# What is needed
Skip the pictures. Transcribe the rest of the data below without changing a word.

# Record list
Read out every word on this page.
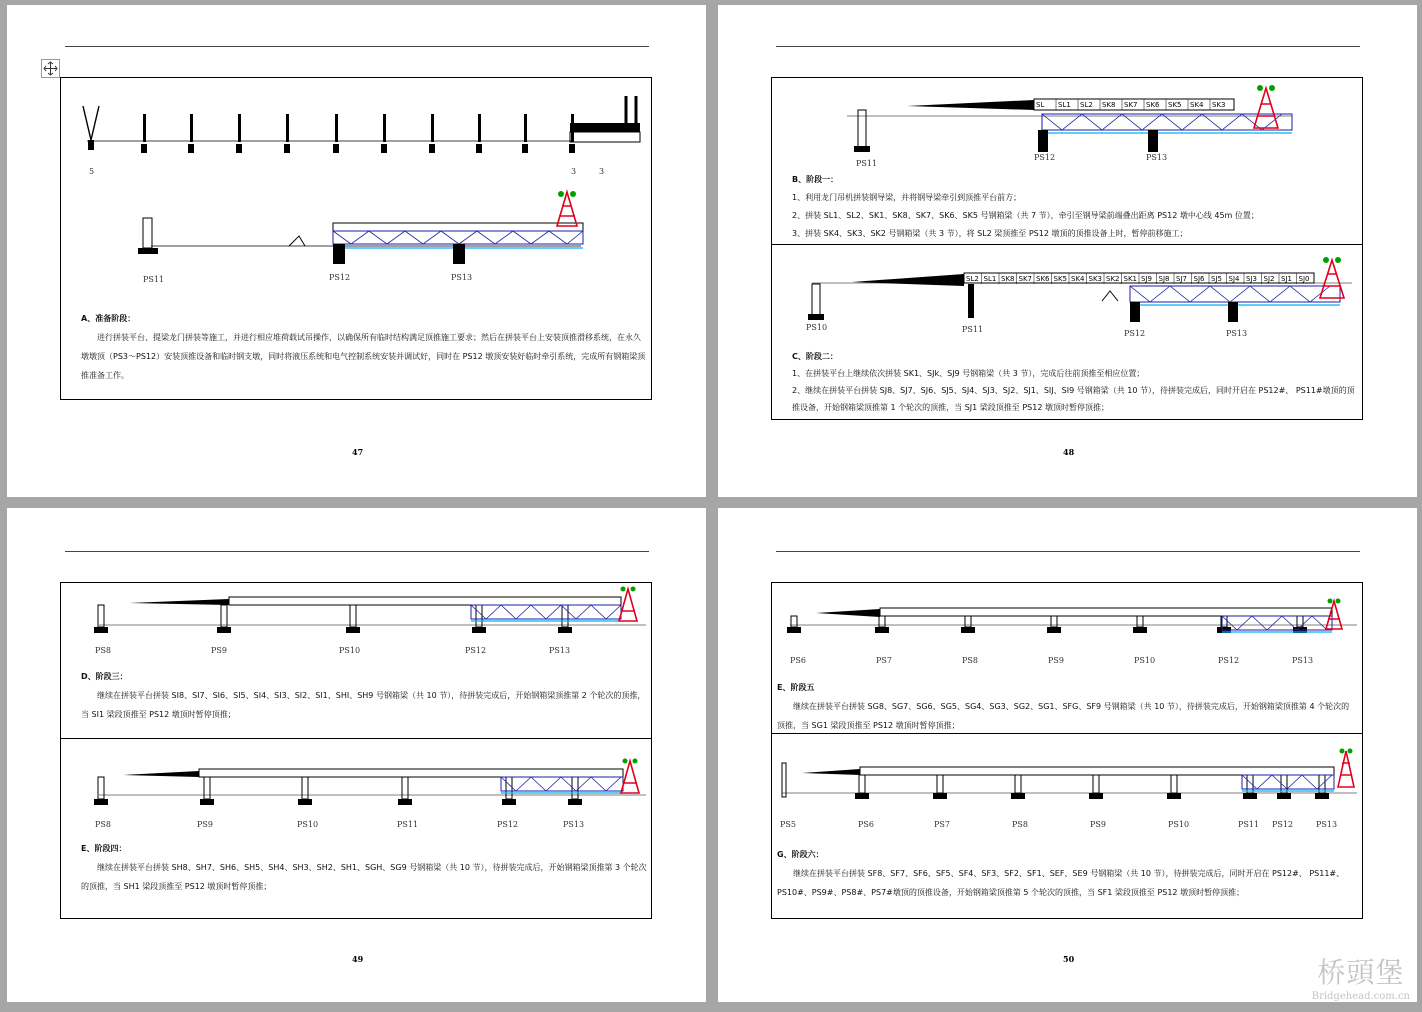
5	3	3
PS11	PS12	PS13

A、准备阶段：

进行拼装平台、提梁龙门拼装等施工，并进行相应堆荷载试吊操作，以确保所有临时结构满足顶推施工要求；然后在拼装平台上安装顶推滑移系统，在永久墩墩顶（PS3～PS12）安装顶推设备和临时钢支墩，同时将液压系统和电气控制系统安装并调试好，同时在 PS12 墩顶安装好临时牵引系统，完成所有钢箱梁顶推准备工作。

47
SL SL1 SL2 SK8 SK7 SK6 SK5 SK4 SK3
PS11
PS12	PS13

B、阶段一：

1、利用龙门吊机拼装钢导梁，并将钢导梁牵引到顶推平台前方；

2、拼装 SL1、SL2、SK1、SK8、SK7、SK6、SK5 号钢箱梁（共 7 节），牵引至钢导梁前端叠出距离 PS12 墩中心线 45m 位置；

3、拼装 SK4、SK3、SK2 号钢箱梁（共 3 节），将 SL2 梁顶推至 PS12 墩顶的顶推设备上时，暂停前移施工；

SL2 SL1 SK8 SK7 SK6 SK5 SK4 SK3 SK2 SK1 SJ9 SJ8 SJ7 SJ6 SJ5 SJ4 SJ3 SJ2 SJ1 SJ0
PS10	PS11	PS12	PS13

C、阶段二：

1、在拼装平台上继续依次拼装 SK1、SJk、SJ9 号钢箱梁（共 3 节），完成后往前顶推至相应位置；

2、继续在拼装平台拼装 SJ8、SJ7、SJ6、SJ5、SJ4、SJ3、SJ2、SJ1、SIJ、SI9 号钢箱梁（共 10 节），待拼装完成后，同时开启在 PS12#、 PS11#墩顶的顶推设备，开始钢箱梁顶推第 1 个轮次的顶推，当 SJ1 梁段顶推至 PS12 墩顶时暂停顶推；

48
PS8	PS9	PS10	PS12	PS13

D、阶段三：

继续在拼装平台拼装 SI8、SI7、SI6、SI5、SI4、SI3、SI2、SI1、SHI、SH9 号钢箱梁（共 10 节），待拼装完成后，开始钢箱梁顶推第 2 个轮次的顶推，当 SI1 梁段顶推至 PS12 墩顶时暂停顶推；

PS8	PS9	PS10	PS11	PS12	PS13

E、阶段四：

继续在拼装平台拼装 SH8、SH7、SH6、SH5、SH4、SH3、SH2、SH1、SGH、SG9 号钢箱梁（共 10 节），待拼装完成后，开始钢箱梁顶推第 3 个轮次的顶推，当 SH1 梁段顶推至 PS12 墩顶时暂停顶推；

49
PS6	PS7	PS8	PS9	PS10	PS12	PS13

E、阶段五

继续在拼装平台拼装 SG8、SG7、SG6、SG5、SG4、SG3、SG2、SG1、SFG、SF9 号钢箱梁（共 10 节），待拼装完成后，开始钢箱梁顶推第 4 个轮次的顶推，当 SG1 梁段顶推至 PS12 墩顶时暂停顶推；

PS5	PS6	PS7	PS8	PS9	PS10	PS11 PS12	PS13

G、阶段六：

继续在拼装平台拼装 SF8、SF7、SF6、SF5、SF4、SF3、SF2、SF1、SEF、SE9 号钢箱梁（共 10 节），待拼装完成后，同时开启在 PS12#、 PS11#、PS10#、PS9#、PS8#、PS7#墩顶的顶推设备，开始钢箱梁顶推第 5 个轮次的顶推，当 SF1 梁段顶推至 PS12 墩顶时暂停顶推；

50	桥頭堡
Bridgehead.com.cn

# Exercise solution
Read out every word on this page.
5	3	3
PS11	PS12	PS13

A、准备阶段：

进行拼装平台、提梁龙门拼装等施工，并进行相应堆荷载试吊操作，以确保所有临时结构满足顶推施工要求；然后在拼装平台上安装顶推滑移系统，在永久墩墩顶（PS3～PS12）安装顶推设备和临时钢支墩，同时将液压系统和电气控制系统安装并调试好，同时在 PS12 墩顶安装好临时牵引系统，完成所有钢箱梁顶推准备工作。

47
SL SL1 SL2 SK8 SK7 SK6 SK5 SK4 SK3
PS11
PS12	PS13

B、阶段一：

1、利用龙门吊机拼装钢导梁，并将钢导梁牵引到顶推平台前方；

2、拼装 SL1、SL2、SK1、SK8、SK7、SK6、SK5 号钢箱梁（共 7 节），牵引至钢导梁前端叠出距离 PS12 墩中心线 45m 位置；

3、拼装 SK4、SK3、SK2 号钢箱梁（共 3 节），将 SL2 梁顶推至 PS12 墩顶的顶推设备上时，暂停前移施工；

SL2 SL1 SK8 SK7 SK6 SK5 SK4 SK3 SK2 SK1 SJ9 SJ8 SJ7 SJ6 SJ5 SJ4 SJ3 SJ2 SJ1 SJ0
PS10	PS11	PS12	PS13

C、阶段二：

1、在拼装平台上继续依次拼装 SK1、SJk、SJ9 号钢箱梁（共 3 节），完成后往前顶推至相应位置；

2、继续在拼装平台拼装 SJ8、SJ7、SJ6、SJ5、SJ4、SJ3、SJ2、SJ1、SIJ、SI9 号钢箱梁（共 10 节），待拼装完成后，同时开启在 PS12#、 PS11#墩顶的顶推设备，开始钢箱梁顶推第 1 个轮次的顶推，当 SJ1 梁段顶推至 PS12 墩顶时暂停顶推；

48
PS8	PS9	PS10	PS12	PS13

D、阶段三：

继续在拼装平台拼装 SI8、SI7、SI6、SI5、SI4、SI3、SI2、SI1、SHI、SH9 号钢箱梁（共 10 节），待拼装完成后，开始钢箱梁顶推第 2 个轮次的顶推，当 SI1 梁段顶推至 PS12 墩顶时暂停顶推；

PS8	PS9	PS10	PS11	PS12	PS13

E、阶段四：

继续在拼装平台拼装 SH8、SH7、SH6、SH5、SH4、SH3、SH2、SH1、SGH、SG9 号钢箱梁（共 10 节），待拼装完成后，开始钢箱梁顶推第 3 个轮次的顶推，当 SH1 梁段顶推至 PS12 墩顶时暂停顶推；

49
PS6	PS7	PS8	PS9	PS10	PS12	PS13

E、阶段五

继续在拼装平台拼装 SG8、SG7、SG6、SG5、SG4、SG3、SG2、SG1、SFG、SF9 号钢箱梁（共 10 节），待拼装完成后，开始钢箱梁顶推第 4 个轮次的顶推，当 SG1 梁段顶推至 PS12 墩顶时暂停顶推；

PS5	PS6	PS7	PS8	PS9	PS10	PS11 PS12	PS13

G、阶段六：

继续在拼装平台拼装 SF8、SF7、SF6、SF5、SF4、SF3、SF2、SF1、SEF、SE9 号钢箱梁（共 10 节），待拼装完成后，同时开启在 PS12#、 PS11#、PS10#、PS9#、PS8#、PS7#墩顶的顶推设备，开始钢箱梁顶推第 5 个轮次的顶推，当 SF1 梁段顶推至 PS12 墩顶时暂停顶推；

50	桥頭堡
Bridgehead.com.cn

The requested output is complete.